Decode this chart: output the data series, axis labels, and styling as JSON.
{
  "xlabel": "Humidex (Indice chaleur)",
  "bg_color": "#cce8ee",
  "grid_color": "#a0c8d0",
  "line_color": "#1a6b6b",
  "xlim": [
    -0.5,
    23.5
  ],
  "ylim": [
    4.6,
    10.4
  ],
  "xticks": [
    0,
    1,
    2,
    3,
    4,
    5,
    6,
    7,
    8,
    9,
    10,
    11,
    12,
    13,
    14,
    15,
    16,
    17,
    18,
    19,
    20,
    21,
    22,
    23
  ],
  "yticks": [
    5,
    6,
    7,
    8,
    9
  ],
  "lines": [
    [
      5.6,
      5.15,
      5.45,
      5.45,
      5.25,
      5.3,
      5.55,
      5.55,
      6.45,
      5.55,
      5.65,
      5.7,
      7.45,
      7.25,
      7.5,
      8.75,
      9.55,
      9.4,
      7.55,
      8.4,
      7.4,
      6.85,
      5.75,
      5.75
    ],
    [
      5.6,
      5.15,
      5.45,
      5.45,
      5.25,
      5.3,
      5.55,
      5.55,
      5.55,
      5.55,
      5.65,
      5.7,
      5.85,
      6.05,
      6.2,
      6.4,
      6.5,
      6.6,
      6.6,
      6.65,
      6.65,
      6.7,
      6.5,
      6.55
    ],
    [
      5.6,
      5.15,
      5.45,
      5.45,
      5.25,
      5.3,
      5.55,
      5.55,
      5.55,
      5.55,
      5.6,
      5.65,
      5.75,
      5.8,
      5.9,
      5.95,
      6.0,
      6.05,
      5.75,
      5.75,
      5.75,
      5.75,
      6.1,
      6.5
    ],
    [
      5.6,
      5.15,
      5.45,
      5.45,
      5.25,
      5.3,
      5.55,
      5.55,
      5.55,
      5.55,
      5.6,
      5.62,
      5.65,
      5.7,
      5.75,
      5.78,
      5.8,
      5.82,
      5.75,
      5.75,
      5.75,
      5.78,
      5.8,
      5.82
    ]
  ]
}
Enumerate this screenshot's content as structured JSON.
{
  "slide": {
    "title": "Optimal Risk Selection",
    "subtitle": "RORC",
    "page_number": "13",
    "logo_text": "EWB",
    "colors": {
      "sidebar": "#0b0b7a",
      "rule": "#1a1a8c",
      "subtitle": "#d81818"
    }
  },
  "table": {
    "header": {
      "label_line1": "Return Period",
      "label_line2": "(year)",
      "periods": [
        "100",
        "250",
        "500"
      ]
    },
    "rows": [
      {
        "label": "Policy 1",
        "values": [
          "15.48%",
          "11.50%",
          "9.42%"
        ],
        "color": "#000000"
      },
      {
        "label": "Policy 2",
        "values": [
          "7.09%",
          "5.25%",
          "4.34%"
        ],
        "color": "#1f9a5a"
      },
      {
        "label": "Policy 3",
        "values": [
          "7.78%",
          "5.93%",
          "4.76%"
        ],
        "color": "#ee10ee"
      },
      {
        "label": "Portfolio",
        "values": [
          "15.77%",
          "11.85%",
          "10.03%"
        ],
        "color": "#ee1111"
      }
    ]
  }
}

* * * * * * *

### [WRITTEN TASK]
Using the records above, gather all lines where the string "Policy" is present.

### [IN RESPONSE]
        "label": "Policy 1",
        "label": "Policy 2",
        "label": "Policy 3",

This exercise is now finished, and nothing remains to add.